-------- Passage --------
On May 10, 2026, the Fourth Criminal Court in Damascus held its second hearing in the trial of Major General Atef Najib, a former head of Political Security in Deraa and cousin to former Syrian president Bashar al-Assad. Najib is the first senior figure from the former regime to appear before a Syrian court. He is being tried alongside several other high-ranking officials, who are being prosecuted in absentia. The atmosphere was in stark contrast to the first hearing on April 26, when the courthouse doors were wide open. This time, the families of victims who had travelled from Deraa (southwestern Syria) were not allowed to attend the proceedings. Some waited outside the courthouse holding signs demanding justice. Inside, the tone was more subdued. The shouts, revolutionary chants, and ululations of the previous hearing were replaced by an attentive silence.
Najib, seated in a steel cage to the right of the judges’ bench and dressed in a striped prison uniform, appeared calm. Unshackled, with his hands clasped, he observed the courtroom closely under the watchful eye of police officers in dark blue uniforms. Facing him was the presiding judge, Fakhir al-Din al-Arian, flanked by his associate judges and the Damascus Attorney General, Husam Khattab. The presiding judge opened the hearing, which is being partially broadcast by several Syrian media outlets.
-------- Listing --------
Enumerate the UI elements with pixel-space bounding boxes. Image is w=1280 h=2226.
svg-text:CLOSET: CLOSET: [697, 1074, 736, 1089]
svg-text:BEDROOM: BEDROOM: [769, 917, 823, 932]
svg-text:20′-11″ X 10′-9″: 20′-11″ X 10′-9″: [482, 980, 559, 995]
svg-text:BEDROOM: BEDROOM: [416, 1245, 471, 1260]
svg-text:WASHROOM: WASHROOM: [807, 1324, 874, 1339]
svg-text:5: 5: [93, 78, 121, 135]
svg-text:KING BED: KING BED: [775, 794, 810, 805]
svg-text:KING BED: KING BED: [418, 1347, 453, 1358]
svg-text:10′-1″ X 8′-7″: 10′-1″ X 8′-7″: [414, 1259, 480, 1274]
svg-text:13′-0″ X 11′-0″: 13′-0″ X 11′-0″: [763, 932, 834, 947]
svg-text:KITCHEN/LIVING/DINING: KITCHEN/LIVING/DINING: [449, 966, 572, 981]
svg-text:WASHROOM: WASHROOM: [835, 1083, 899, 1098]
--------
# [What to work on]
- a) Write out the stretch of the report on Atef Najib's trial from "On May 10, 2026, the" through "an attentive silence.".
- b) Pick up the report on Atef Najib's trial after its last sentence and keep it going.

# [Results]
- a)
On May 10, 2026, the Fourth Criminal Court in Damascus held its second hearing in the trial of Major General Atef Najib, a former head of Political Security in Deraa and cousin to former Syrian president Bashar al-Assad. Najib is the first senior figure from the former regime to appear before a Syrian court. He is being tried alongside several other high-ranking officials, who are being prosecuted in absentia. The atmosphere was in stark contrast to the first hearing on April 26, when the courthouse doors were wide open. This time, the families of victims who had travelled from Deraa (southwestern Syria) were not allowed to attend the proceedings. Some waited outside the courthouse holding signs demanding justice. Inside, the tone was more subdued. The shouts, revolutionary chants, and ululations of the previous hearing were replaced by an attentive silence.

- b)
Torture, killing and cracking down on protests
The public part of this hearing, which continues in closed session with the questioning of the defendant, is devoted to reading the indictment and presenting the charges against him. The acts in question took place primarily in 2011 in Deraa, a city in southern Syria considered the cradle of the Syrian revolution.
According to the prosecution, the forces led by Najib notably arrested children who had written anti-regime slogans on the walls of their school. These minors allegedly suffered physical and psychological torture, including electric shocks, severe beatings, and the pulling out of fingernails. Some are said to have died under torture.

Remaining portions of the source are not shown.